Collected data:
========================================

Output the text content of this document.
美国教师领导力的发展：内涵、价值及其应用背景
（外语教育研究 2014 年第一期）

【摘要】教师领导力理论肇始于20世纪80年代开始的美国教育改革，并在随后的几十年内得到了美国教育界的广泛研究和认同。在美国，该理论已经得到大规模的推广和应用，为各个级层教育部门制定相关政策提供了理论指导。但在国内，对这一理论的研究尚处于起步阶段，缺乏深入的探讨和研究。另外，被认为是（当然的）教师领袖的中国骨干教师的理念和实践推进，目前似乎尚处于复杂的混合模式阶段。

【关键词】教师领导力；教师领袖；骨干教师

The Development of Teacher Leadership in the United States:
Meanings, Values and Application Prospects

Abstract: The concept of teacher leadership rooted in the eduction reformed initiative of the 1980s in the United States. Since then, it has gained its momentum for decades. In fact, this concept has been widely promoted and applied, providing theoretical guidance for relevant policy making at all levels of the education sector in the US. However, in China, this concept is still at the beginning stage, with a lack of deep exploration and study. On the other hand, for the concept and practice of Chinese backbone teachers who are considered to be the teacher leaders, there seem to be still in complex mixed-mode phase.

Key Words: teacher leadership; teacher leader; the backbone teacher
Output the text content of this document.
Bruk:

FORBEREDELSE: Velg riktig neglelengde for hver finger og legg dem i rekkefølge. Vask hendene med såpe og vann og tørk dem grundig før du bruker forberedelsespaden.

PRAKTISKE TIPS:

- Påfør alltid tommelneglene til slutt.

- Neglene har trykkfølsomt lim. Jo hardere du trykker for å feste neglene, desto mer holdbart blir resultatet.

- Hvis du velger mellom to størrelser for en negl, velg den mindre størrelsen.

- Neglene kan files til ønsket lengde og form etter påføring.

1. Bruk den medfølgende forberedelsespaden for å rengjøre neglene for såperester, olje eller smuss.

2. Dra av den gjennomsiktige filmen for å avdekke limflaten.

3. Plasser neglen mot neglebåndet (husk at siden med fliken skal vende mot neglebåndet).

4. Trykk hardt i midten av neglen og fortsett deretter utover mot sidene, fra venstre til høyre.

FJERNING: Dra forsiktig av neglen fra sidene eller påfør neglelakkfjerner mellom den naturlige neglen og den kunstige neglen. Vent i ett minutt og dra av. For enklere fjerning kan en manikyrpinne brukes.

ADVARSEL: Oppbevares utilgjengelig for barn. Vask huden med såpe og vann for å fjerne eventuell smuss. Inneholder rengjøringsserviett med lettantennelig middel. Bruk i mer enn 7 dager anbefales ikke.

========================================

In the entries above, identify every line with the word "forberedelsespaden". Copy those lines.

Complete output:
FORBEREDELSE: Velg riktig neglelengde for hver finger og legg dem i rekkefølge. Vask hendene med såpe og vann og tørk dem grundig før du bruker forberedelsespaden.
1. Bruk den medfølgende forberedelsespaden for å rengjøre neglene for såperester, olje eller smuss.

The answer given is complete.